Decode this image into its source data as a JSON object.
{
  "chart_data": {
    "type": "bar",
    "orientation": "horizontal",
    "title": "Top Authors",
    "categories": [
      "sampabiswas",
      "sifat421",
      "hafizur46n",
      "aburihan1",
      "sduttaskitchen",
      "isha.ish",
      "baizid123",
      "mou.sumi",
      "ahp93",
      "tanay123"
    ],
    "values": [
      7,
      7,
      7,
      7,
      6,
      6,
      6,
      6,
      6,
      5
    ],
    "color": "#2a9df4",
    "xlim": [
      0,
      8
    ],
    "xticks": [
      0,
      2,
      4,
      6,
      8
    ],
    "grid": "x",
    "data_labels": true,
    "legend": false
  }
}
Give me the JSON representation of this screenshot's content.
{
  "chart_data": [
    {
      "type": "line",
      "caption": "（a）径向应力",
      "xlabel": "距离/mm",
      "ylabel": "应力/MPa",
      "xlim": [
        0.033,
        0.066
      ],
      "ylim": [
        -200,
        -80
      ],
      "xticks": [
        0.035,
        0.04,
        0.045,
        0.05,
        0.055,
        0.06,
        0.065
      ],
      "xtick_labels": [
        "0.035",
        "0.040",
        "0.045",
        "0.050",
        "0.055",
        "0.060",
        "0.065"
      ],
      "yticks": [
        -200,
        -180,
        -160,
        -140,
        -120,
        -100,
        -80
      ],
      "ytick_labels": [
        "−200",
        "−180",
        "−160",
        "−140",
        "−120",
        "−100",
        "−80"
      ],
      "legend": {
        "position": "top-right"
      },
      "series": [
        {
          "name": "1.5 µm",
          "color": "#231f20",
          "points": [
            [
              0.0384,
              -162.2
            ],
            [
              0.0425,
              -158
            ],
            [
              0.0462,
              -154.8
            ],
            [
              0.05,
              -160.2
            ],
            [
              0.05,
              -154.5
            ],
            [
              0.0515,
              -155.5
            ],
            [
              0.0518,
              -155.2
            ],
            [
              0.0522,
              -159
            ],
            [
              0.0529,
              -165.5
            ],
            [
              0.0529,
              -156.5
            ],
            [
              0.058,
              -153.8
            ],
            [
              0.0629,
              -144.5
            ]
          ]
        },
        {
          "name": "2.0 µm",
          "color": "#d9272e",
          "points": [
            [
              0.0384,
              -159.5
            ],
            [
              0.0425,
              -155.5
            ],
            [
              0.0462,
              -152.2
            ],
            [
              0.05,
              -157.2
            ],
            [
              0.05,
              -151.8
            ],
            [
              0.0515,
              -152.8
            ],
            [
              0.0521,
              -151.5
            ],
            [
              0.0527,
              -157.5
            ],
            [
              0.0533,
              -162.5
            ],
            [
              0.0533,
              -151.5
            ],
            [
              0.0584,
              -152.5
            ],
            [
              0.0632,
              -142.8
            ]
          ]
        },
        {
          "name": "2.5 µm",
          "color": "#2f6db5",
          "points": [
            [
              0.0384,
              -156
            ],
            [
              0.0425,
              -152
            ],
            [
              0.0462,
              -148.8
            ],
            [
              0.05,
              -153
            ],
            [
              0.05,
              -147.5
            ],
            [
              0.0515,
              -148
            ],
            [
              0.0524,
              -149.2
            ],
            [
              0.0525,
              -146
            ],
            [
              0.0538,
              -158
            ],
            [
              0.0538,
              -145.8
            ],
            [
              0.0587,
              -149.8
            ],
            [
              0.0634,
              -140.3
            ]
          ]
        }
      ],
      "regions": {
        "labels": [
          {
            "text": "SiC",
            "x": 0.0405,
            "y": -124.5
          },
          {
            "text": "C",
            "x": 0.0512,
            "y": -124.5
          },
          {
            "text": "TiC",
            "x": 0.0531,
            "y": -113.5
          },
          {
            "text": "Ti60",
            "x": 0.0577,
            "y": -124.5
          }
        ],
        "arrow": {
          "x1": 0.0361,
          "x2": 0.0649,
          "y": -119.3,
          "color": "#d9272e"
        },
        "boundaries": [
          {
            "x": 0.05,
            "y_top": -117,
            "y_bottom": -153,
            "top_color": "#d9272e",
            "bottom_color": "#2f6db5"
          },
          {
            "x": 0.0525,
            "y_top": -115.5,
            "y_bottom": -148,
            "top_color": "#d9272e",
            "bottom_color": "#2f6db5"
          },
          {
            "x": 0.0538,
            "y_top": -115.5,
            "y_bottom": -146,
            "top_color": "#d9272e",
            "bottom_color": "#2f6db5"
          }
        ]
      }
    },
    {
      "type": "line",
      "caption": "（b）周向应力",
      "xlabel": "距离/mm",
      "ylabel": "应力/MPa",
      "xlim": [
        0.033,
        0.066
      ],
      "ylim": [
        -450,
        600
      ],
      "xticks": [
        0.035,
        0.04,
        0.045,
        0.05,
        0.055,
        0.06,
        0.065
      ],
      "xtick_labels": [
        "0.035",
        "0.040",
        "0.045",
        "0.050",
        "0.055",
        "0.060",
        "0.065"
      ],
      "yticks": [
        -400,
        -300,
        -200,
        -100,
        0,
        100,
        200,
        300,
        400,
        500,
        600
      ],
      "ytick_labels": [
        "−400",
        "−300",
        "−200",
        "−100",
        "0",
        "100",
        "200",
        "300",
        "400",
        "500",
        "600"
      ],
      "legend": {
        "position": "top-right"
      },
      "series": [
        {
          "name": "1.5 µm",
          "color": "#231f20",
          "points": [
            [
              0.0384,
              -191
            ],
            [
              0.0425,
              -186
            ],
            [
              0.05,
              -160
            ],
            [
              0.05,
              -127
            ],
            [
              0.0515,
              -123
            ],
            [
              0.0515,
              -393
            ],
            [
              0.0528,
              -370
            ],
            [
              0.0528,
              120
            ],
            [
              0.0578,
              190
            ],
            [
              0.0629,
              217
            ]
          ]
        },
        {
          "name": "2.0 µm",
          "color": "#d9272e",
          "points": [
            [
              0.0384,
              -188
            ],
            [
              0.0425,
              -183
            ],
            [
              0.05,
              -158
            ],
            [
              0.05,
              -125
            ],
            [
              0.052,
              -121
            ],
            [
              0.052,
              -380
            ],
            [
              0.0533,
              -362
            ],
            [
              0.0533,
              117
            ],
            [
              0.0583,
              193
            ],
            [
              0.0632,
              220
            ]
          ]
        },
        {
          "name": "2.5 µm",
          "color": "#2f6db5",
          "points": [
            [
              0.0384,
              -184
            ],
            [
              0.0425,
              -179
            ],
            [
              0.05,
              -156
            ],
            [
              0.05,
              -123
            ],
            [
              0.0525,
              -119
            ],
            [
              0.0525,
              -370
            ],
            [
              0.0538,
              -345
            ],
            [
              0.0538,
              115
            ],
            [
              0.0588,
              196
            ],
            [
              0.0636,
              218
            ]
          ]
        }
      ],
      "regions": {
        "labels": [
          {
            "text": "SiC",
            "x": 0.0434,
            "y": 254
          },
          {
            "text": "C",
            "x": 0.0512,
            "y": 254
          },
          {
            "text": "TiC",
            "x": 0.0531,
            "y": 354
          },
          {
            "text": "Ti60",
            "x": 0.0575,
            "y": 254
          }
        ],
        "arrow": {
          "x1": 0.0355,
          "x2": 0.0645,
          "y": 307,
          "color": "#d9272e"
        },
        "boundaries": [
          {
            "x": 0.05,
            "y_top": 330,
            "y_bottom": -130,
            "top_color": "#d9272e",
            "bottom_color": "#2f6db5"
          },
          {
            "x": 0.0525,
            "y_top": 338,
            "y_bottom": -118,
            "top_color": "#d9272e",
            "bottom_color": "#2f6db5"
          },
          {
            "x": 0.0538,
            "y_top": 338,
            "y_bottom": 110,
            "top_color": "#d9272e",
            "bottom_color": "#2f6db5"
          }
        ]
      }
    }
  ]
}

+++++

WHAT TO PRODUCE >> Print the listing above in full, exactly as it is.

EXPECTED ANSWER >>
Decode this image into its source data as a JSON object.
{
  "chart_data": {
    "type": "bar",
    "orientation": "horizontal",
    "title": "Top Authors",
    "categories": [
      "sampabiswas",
      "sifat421",
      "hafizur46n",
      "aburihan1",
      "sduttaskitchen",
      "isha.ish",
      "baizid123",
      "mou.sumi",
      "ahp93",
      "tanay123"
    ],
    "values": [
      7,
      7,
      7,
      7,
      6,
      6,
      6,
      6,
      6,
      5
    ],
    "color": "#2a9df4",
    "xlim": [
      0,
      8
    ],
    "xticks": [
      0,
      2,
      4,
      6,
      8
    ],
    "grid": "x",
    "data_labels": true,
    "legend": false
  }
}
Give me the JSON representation of this screenshot's content.
{
  "chart_data": [
    {
      "type": "line",
      "caption": "（a）径向应力",
      "xlabel": "距离/mm",
      "ylabel": "应力/MPa",
      "xlim": [
        0.033,
        0.066
      ],
      "ylim": [
        -200,
        -80
      ],
      "xticks": [
        0.035,
        0.04,
        0.045,
        0.05,
        0.055,
        0.06,
        0.065
      ],
      "xtick_labels": [
        "0.035",
        "0.040",
        "0.045",
        "0.050",
        "0.055",
        "0.060",
        "0.065"
      ],
      "yticks": [
        -200,
        -180,
        -160,
        -140,
        -120,
        -100,
        -80
      ],
      "ytick_labels": [
        "−200",
        "−180",
        "−160",
        "−140",
        "−120",
        "−100",
        "−80"
      ],
      "legend": {
        "position": "top-right"
      },
      "series": [
        {
          "name": "1.5 µm",
          "color": "#231f20",
          "points": [
            [
              0.0384,
              -162.2
            ],
            [
              0.0425,
              -158
            ],
            [
              0.0462,
              -154.8
            ],
            [
              0.05,
              -160.2
            ],
            [
              0.05,
              -154.5
            ],
            [
              0.0515,
              -155.5
            ],
            [
              0.0518,
              -155.2
            ],
            [
              0.0522,
              -159
            ],
            [
              0.0529,
              -165.5
            ],
            [
              0.0529,
              -156.5
            ],
            [
              0.058,
              -153.8
            ],
            [
              0.0629,
              -144.5
            ]
          ]
        },
        {
          "name": "2.0 µm",
          "color": "#d9272e",
          "points": [
            [
              0.0384,
              -159.5
            ],
            [
              0.0425,
              -155.5
            ],
            [
              0.0462,
              -152.2
            ],
            [
              0.05,
              -157.2
            ],
            [
              0.05,
              -151.8
            ],
            [
              0.0515,
              -152.8
            ],
            [
              0.0521,
              -151.5
            ],
            [
              0.0527,
              -157.5
            ],
            [
              0.0533,
              -162.5
            ],
            [
              0.0533,
              -151.5
            ],
            [
              0.0584,
              -152.5
            ],
            [
              0.0632,
              -142.8
            ]
          ]
        },
        {
          "name": "2.5 µm",
          "color": "#2f6db5",
          "points": [
            [
              0.0384,
              -156
            ],
            [
              0.0425,
              -152
            ],
            [
              0.0462,
              -148.8
            ],
            [
              0.05,
              -153
            ],
            [
              0.05,
              -147.5
            ],
            [
              0.0515,
              -148
            ],
            [
              0.0524,
              -149.2
            ],
            [
              0.0525,
              -146
            ],
            [
              0.0538,
              -158
            ],
            [
              0.0538,
              -145.8
            ],
            [
              0.0587,
              -149.8
            ],
            [
              0.0634,
              -140.3
            ]
          ]
        }
      ],
      "regions": {
        "labels": [
          {
            "text": "SiC",
            "x": 0.0405,
            "y": -124.5
          },
          {
            "text": "C",
            "x": 0.0512,
            "y": -124.5
          },
          {
            "text": "TiC",
            "x": 0.0531,
            "y": -113.5
          },
          {
            "text": "Ti60",
            "x": 0.0577,
            "y": -124.5
          }
        ],
        "arrow": {
          "x1": 0.0361,
          "x2": 0.0649,
          "y": -119.3,
          "color": "#d9272e"
        },
        "boundaries": [
          {
            "x": 0.05,
            "y_top": -117,
            "y_bottom": -153,
            "top_color": "#d9272e",
            "bottom_color": "#2f6db5"
          },
          {
            "x": 0.0525,
            "y_top": -115.5,
            "y_bottom": -148,
            "top_color": "#d9272e",
            "bottom_color": "#2f6db5"
          },
          {
            "x": 0.0538,
            "y_top": -115.5,
            "y_bottom": -146,
            "top_color": "#d9272e",
            "bottom_color": "#2f6db5"
          }
        ]
      }
    },
    {
      "type": "line",
      "caption": "（b）周向应力",
      "xlabel": "距离/mm",
      "ylabel": "应力/MPa",
      "xlim": [
        0.033,
        0.066
      ],
      "ylim": [
        -450,
        600
      ],
      "xticks": [
        0.035,
        0.04,
        0.045,
        0.05,
        0.055,
        0.06,
        0.065
      ],
      "xtick_labels": [
        "0.035",
        "0.040",
        "0.045",
        "0.050",
        "0.055",
        "0.060",
        "0.065"
      ],
      "yticks": [
        -400,
        -300,
        -200,
        -100,
        0,
        100,
        200,
        300,
        400,
        500,
        600
      ],
      "ytick_labels": [
        "−400",
        "−300",
        "−200",
        "−100",
        "0",
        "100",
        "200",
        "300",
        "400",
        "500",
        "600"
      ],
      "legend": {
        "position": "top-right"
      },
      "series": [
        {
          "name": "1.5 µm",
          "color": "#231f20",
          "points": [
            [
              0.0384,
              -191
            ],
            [
              0.0425,
              -186
            ],
            [
              0.05,
              -160
            ],
            [
              0.05,
              -127
            ],
            [
              0.0515,
              -123
            ],
            [
              0.0515,
              -393
            ],
            [
              0.0528,
              -370
            ],
            [
              0.0528,
              120
            ],
            [
              0.0578,
              190
            ],
            [
              0.0629,
              217
            ]
          ]
        },
        {
          "name": "2.0 µm",
          "color": "#d9272e",
          "points": [
            [
              0.0384,
              -188
            ],
            [
              0.0425,
              -183
            ],
            [
              0.05,
              -158
            ],
            [
              0.05,
              -125
            ],
            [
              0.052,
              -121
            ],
            [
              0.052,
              -380
            ],
            [
              0.0533,
              -362
            ],
            [
              0.0533,
              117
            ],
            [
              0.0583,
              193
            ],
            [
              0.0632,
              220
            ]
          ]
        },
        {
          "name": "2.5 µm",
          "color": "#2f6db5",
          "points": [
            [
              0.0384,
              -184
            ],
            [
              0.0425,
              -179
            ],
            [
              0.05,
              -156
            ],
            [
              0.05,
              -123
            ],
            [
              0.0525,
              -119
            ],
            [
              0.0525,
              -370
            ],
            [
              0.0538,
              -345
            ],
            [
              0.0538,
              115
            ],
            [
              0.0588,
              196
            ],
            [
              0.0636,
              218
            ]
          ]
        }
      ],
      "regions": {
        "labels": [
          {
            "text": "SiC",
            "x": 0.0434,
            "y": 254
          },
          {
            "text": "C",
            "x": 0.0512,
            "y": 254
          },
          {
            "text": "TiC",
            "x": 0.0531,
            "y": 354
          },
          {
            "text": "Ti60",
            "x": 0.0575,
            "y": 254
          }
        ],
        "arrow": {
          "x1": 0.0355,
          "x2": 0.0645,
          "y": 307,
          "color": "#d9272e"
        },
        "boundaries": [
          {
            "x": 0.05,
            "y_top": 330,
            "y_bottom": -130,
            "top_color": "#d9272e",
            "bottom_color": "#2f6db5"
          },
          {
            "x": 0.0525,
            "y_top": 338,
            "y_bottom": -118,
            "top_color": "#d9272e",
            "bottom_color": "#2f6db5"
          },
          {
            "x": 0.0538,
            "y_top": 338,
            "y_bottom": 110,
            "top_color": "#d9272e",
            "bottom_color": "#2f6db5"
          }
        ]
      }
    }
  ]
}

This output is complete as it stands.